- Information given
=== Section Start ===
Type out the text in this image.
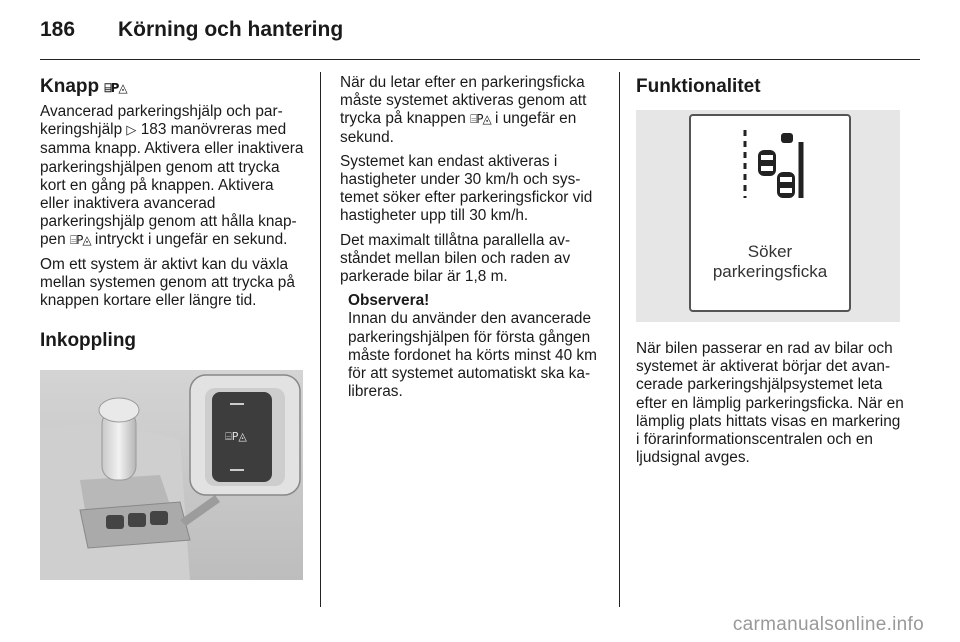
186 Körning och hantering
Knapp ⌸P◬

Avancerad parkeringshjälp och parkeringshjälp ▷ 183 manövreras med samma knapp. Aktivera eller inaktivera parkeringshjälpen genom att trycka kort en gång på knappen. Aktivera eller inaktivera avancerad parkeringshjälp genom att hålla knappen ⌸P◬ intryckt i ungefär en sekund.

Om ett system är aktivt kan du växla mellan systemen genom att trycka på knappen kortare eller längre tid.

Inkoppling
⌸P◬

När du letar efter en parkeringsficka måste systemet aktiveras genom att trycka på knappen ⌸P◬ i ungefär en sekund.

Systemet kan endast aktiveras i hastigheter under 30 km/h och systemet söker efter parkeringsfickor vid hastigheter upp till 30 km/h.

Det maximalt tillåtna parallella avståndet mellan bilen och raden av parkerade bilar är 1,8 m.

Observera!
Innan du använder den avancerade parkeringshjälpen för första gången måste fordonet ha körts minst 40 km för att systemet automatiskt ska kalibreras.
Funktionalitet
Söker
parkeringsficka

När bilen passerar en rad av bilar och systemet är aktiverat börjar det avancerade parkeringshjälpsystemet leta efter en lämplig parkeringsficka. När en lämplig plats hittats visas en markering i förarinformationscentralen och en ljudsignal avges.

carmanualsonline.info
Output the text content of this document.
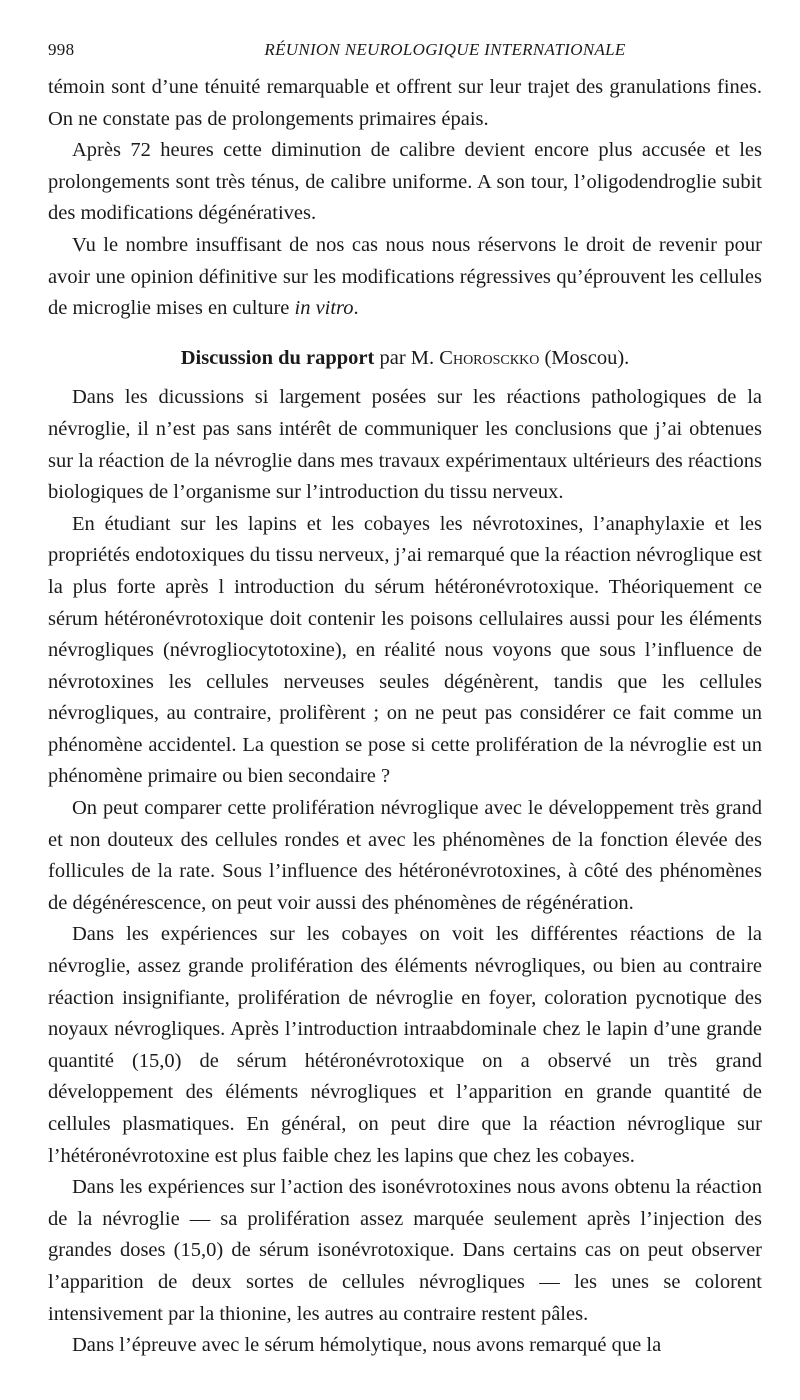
998	RÉUNION NEUROLOGIQUE INTERNATIONALE

témoin sont d’une ténuité remarquable et offrent sur leur trajet des granulations fines. On ne constate pas de prolongements primaires épais.

Après 72 heures cette diminution de calibre devient encore plus accusée et les prolongements sont très ténus, de calibre uniforme. A son tour, l’oligodendroglie subit des modifications dégénératives.

Vu le nombre insuffisant de nos cas nous nous réservons le droit de revenir pour avoir une opinion définitive sur les modifications régressives qu’éprouvent les cellules de microglie mises en culture in vitro.

Discussion du rapport par M. Choroscкko (Moscou).

Dans les dicussions si largement posées sur les réactions pathologiques de la névroglie, il n’est pas sans intérêt de communiquer les conclusions que j’ai obtenues sur la réaction de la névroglie dans mes travaux expérimentaux ultérieurs des réactions biologiques de l’organisme sur l’introduction du tissu nerveux.

En étudiant sur les lapins et les cobayes les névrotoxines, l’anaphylaxie et les propriétés endotoxiques du tissu nerveux, j’ai remarqué que la réaction névroglique est la plus forte après l introduction du sérum hétéronévrotoxique. Théoriquement ce sérum hétéronévrotoxique doit contenir les poisons cellulaires aussi pour les éléments névrogliques (névrogliocytotoxine), en réalité nous voyons que sous l’influence de névrotoxines les cellules nerveuses seules dégénèrent, tandis que les cellules névrogliques, au contraire, prolifèrent ; on ne peut pas considérer ce fait comme un phénomène accidentel. La question se pose si cette prolifération de la névroglie est un phénomène primaire ou bien secondaire ?

On peut comparer cette prolifération névroglique avec le développement très grand et non douteux des cellules rondes et avec les phénomènes de la fonction élevée des follicules de la rate. Sous l’influence des hétéronévrotoxines, à côté des phénomènes de dégénérescence, on peut voir aussi des phénomènes de régénération.

Dans les expériences sur les cobayes on voit les différentes réactions de la névroglie, assez grande prolifération des éléments névrogliques, ou bien au contraire réaction insignifiante, prolifération de névroglie en foyer, coloration pycnotique des noyaux névrogliques. Après l’introduction intraabdominale chez le lapin d’une grande quantité (15,0) de sérum hétéronévrotoxique on a observé un très grand développement des éléments névrogliques et l’apparition en grande quantité de cellules plasmatiques. En général, on peut dire que la réaction névroglique sur l’hétéronévrotoxine est plus faible chez les lapins que chez les cobayes.

Dans les expériences sur l’action des isonévrotoxines nous avons obtenu la réaction de la névroglie — sa prolifération assez marquée seulement après l’injection des grandes doses (15,0) de sérum isonévrotoxique. Dans certains cas on peut observer l’apparition de deux sortes de cellules névrogliques — les unes se colorent intensivement par la thionine, les autres au contraire restent pâles.

Dans l’épreuve avec le sérum hémolytique, nous avons remarqué que la
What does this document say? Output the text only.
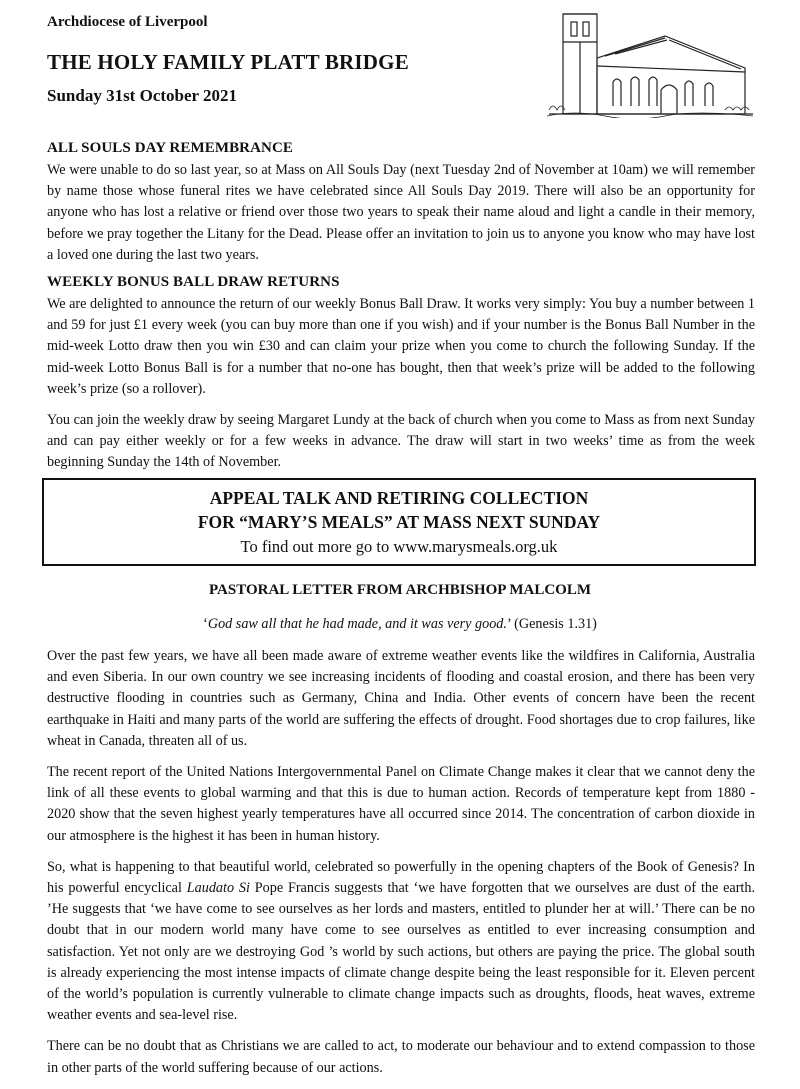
Archdiocese of Liverpool
THE HOLY FAMILY PLATT BRIDGE
Sunday 31st October 2021
ALL SOULS DAY REMEMBRANCE

We were unable to do so last year, so at Mass on All Souls Day (next Tuesday 2nd of November at 10am) we will remember by name those whose funeral rites we have celebrated since All Souls Day 2019. There will also be an opportunity for anyone who has lost a relative or friend over those two years to speak their name aloud and light a candle in their memory, before we pray together the Litany for the Dead. Please offer an invitation to join us to anyone you know who may have lost a loved one during the last two years.

WEEKLY BONUS BALL DRAW RETURNS

We are delighted to announce the return of our weekly Bonus Ball Draw. It works very simply: You buy a number between 1 and 59 for just £1 every week (you can buy more than one if you wish) and if your number is the Bonus Ball Number in the mid-week Lotto draw then you win £30 and can claim your prize when you come to church the following Sunday. If the mid-week Lotto Bonus Ball is for a number that no-one has bought, then that week’s prize will be added to the following week’s prize (so a rollover).

You can join the weekly draw by seeing Margaret Lundy at the back of church when you come to Mass as from next Sunday and can pay either weekly or for a few weeks in advance. The draw will start in two weeks’ time as from the week beginning Sunday the 14th of November.

APPEAL TALK AND RETIRING COLLECTION
FOR “MARY’S MEALS” AT MASS NEXT SUNDAY
To find out more go to www.marysmeals.org.uk
PASTORAL LETTER FROM ARCHBISHOP MALCOLM
‘God saw all that he had made, and it was very good.’ (Genesis 1.31)

Over the past few years, we have all been made aware of extreme weather events like the wildfires in California, Australia and even Siberia. In our own country we see increasing incidents of flooding and coastal erosion, and there has been very destructive flooding in countries such as Germany, China and India. Other events of concern have been the recent earthquake in Haiti and many parts of the world are suffering the effects of drought. Food shortages due to crop failures, like wheat in Canada, threaten all of us.

The recent report of the United Nations Intergovernmental Panel on Climate Change makes it clear that we cannot deny the link of all these events to global warming and that this is due to human action. Records of temperature kept from 1880 - 2020 show that the seven highest yearly temperatures have all occurred since 2014. The concentration of carbon dioxide in our atmosphere is the highest it has been in human history.

So, what is happening to that beautiful world, celebrated so powerfully in the opening chapters of the Book of Genesis? In his powerful encyclical Laudato Si Pope Francis suggests that ‘we have forgotten that we ourselves are dust of the earth. ’He suggests that ‘we have come to see ourselves as her lords and masters, entitled to plunder her at will.’ There can be no doubt that in our modern world many have come to see ourselves as entitled to ever increasing consumption and satisfaction. Yet not only are we destroying God ’s world by such actions, but others are paying the price. The global south is already experiencing the most intense impacts of climate change despite being the least responsible for it. Eleven percent of the world’s population is currently vulnerable to climate change impacts such as droughts, floods, heat waves, extreme weather events and sea-level rise.

There can be no doubt that as Christians we are called to act, to moderate our behaviour and to extend compassion to those in other parts of the world suffering because of our actions.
=== Section End ===
- Work instruction
Would you copy out every line in the records that includes the string "måste"?

- Reply to the exercise
När du letar efter en parkeringsficka måste systemet aktiveras genom att trycka på knappen ⌸P◬ i ungefär en sekund.
Innan du använder den avancerade parkeringshjälpen för första gången måste fordonet ha körts minst 40 km för att systemet automatiskt ska kalibreras.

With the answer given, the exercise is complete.